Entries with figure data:
::::::
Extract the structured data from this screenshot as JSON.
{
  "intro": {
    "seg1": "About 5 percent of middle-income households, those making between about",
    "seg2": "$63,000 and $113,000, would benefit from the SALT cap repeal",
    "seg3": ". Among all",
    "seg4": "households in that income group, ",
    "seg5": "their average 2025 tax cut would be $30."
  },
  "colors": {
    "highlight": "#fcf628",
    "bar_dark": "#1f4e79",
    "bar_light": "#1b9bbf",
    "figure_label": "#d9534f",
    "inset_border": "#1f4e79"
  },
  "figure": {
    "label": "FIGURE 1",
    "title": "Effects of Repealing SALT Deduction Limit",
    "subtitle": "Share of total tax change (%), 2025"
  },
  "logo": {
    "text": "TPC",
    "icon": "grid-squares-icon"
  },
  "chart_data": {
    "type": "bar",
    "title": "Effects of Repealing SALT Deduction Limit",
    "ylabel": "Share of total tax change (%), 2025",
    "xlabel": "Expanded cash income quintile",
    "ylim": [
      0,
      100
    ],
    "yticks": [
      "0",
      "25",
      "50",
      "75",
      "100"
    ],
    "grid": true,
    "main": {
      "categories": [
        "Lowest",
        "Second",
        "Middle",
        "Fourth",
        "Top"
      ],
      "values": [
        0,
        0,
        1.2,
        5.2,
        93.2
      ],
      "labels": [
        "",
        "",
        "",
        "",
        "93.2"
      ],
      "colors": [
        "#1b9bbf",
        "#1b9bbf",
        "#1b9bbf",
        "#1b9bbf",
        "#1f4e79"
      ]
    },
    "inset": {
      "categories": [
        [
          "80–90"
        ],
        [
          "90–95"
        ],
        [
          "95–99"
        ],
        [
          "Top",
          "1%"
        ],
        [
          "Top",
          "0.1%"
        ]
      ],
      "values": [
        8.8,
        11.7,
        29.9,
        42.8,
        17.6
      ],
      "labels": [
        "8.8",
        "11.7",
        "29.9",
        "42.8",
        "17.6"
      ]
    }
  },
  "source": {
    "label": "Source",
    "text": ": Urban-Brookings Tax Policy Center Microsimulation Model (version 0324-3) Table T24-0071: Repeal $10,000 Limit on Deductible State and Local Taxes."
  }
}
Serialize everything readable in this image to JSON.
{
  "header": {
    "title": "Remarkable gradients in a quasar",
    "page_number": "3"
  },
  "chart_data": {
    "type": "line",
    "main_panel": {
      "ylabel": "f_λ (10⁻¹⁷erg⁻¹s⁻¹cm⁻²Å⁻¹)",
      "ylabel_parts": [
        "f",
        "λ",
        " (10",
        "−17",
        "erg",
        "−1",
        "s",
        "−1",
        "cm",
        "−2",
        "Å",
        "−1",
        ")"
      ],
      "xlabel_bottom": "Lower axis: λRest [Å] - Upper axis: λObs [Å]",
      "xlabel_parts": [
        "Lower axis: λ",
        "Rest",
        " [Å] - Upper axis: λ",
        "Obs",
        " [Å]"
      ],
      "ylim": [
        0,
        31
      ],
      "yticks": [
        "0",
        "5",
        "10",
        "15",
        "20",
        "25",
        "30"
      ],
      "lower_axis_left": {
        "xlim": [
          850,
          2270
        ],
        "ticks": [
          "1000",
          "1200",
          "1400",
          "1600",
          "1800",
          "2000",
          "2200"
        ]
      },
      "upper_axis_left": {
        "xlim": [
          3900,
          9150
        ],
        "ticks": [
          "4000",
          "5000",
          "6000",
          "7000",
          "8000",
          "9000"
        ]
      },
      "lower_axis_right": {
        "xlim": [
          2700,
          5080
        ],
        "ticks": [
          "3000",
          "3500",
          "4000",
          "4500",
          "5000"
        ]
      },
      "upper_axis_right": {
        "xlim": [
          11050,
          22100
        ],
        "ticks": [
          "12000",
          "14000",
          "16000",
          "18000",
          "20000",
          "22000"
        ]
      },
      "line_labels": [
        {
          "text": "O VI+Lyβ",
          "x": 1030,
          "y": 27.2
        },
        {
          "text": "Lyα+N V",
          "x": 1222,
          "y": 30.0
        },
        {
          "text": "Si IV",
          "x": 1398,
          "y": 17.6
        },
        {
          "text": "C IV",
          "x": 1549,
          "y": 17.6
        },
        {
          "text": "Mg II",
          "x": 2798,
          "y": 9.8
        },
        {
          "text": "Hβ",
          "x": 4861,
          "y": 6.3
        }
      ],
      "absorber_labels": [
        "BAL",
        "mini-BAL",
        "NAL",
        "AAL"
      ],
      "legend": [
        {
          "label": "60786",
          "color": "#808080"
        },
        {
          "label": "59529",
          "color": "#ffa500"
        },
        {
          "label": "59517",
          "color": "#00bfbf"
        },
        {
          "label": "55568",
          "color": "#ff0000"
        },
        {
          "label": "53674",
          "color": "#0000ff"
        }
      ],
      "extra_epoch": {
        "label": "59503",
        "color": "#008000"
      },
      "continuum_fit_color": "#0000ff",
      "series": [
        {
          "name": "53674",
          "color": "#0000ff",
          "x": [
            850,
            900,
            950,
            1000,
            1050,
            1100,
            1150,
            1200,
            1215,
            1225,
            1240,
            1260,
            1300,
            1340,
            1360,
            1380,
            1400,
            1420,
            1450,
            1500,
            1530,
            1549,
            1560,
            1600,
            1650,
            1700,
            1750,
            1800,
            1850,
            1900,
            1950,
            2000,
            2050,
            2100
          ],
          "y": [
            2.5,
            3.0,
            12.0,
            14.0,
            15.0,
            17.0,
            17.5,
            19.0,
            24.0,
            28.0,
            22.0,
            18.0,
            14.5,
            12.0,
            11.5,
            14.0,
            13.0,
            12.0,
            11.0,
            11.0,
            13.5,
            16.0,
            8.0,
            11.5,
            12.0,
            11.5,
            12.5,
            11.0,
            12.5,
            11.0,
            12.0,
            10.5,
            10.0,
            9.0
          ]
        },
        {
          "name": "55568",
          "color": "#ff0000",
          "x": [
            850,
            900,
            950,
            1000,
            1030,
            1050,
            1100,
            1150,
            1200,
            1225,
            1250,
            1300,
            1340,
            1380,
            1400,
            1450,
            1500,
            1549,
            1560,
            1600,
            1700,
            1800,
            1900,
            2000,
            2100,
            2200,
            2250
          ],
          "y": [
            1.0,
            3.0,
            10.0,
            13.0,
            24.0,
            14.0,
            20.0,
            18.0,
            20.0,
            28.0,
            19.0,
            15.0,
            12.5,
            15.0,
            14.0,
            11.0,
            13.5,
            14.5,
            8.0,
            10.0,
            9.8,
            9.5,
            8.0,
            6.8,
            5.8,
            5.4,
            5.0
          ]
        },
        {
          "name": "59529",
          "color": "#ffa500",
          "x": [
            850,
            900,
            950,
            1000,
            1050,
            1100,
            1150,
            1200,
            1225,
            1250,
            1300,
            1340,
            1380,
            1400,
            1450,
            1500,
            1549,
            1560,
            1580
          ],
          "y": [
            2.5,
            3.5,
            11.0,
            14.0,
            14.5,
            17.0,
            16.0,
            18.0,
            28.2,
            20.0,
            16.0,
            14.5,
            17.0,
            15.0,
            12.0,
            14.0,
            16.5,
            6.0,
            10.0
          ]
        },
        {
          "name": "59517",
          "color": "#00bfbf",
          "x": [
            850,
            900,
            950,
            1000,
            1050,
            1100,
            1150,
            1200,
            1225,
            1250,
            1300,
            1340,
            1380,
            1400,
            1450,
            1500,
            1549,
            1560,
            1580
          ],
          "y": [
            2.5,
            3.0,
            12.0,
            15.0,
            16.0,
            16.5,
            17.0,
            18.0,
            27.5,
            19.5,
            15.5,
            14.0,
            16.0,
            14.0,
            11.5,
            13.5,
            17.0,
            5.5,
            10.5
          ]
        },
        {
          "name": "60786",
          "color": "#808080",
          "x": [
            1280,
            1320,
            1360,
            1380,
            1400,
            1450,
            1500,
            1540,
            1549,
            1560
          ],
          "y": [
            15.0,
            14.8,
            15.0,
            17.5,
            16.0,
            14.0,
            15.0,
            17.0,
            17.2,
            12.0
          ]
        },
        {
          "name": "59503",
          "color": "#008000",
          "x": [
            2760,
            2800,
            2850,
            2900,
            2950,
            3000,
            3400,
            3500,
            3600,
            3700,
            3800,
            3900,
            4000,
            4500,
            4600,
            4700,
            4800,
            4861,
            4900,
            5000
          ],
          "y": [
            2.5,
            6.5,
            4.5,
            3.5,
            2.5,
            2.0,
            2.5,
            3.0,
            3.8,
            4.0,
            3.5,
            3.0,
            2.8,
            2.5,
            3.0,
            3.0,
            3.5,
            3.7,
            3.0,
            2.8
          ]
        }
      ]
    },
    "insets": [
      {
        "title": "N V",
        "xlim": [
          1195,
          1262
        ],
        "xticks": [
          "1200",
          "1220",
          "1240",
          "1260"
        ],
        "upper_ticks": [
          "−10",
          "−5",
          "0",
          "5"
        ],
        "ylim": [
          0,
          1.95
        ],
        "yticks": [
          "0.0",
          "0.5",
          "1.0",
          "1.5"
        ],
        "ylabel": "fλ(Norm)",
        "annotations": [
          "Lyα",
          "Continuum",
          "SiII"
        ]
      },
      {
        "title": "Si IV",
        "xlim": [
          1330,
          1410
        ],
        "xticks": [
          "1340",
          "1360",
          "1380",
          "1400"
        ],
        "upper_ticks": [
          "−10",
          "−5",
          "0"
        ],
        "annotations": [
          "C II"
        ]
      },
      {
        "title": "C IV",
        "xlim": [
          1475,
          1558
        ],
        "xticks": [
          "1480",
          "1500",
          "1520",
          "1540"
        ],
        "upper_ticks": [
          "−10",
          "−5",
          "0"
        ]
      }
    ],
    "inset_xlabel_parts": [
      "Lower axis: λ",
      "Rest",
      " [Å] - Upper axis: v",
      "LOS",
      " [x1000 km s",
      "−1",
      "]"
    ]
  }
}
::::::
Task to complete ->
Write out every line of the entries that holds the word "from".

Result ->
Extract the structured data from this screenshot as JSON.
    "seg2": "$63,000 and $113,000, would benefit from the SALT cap repeal",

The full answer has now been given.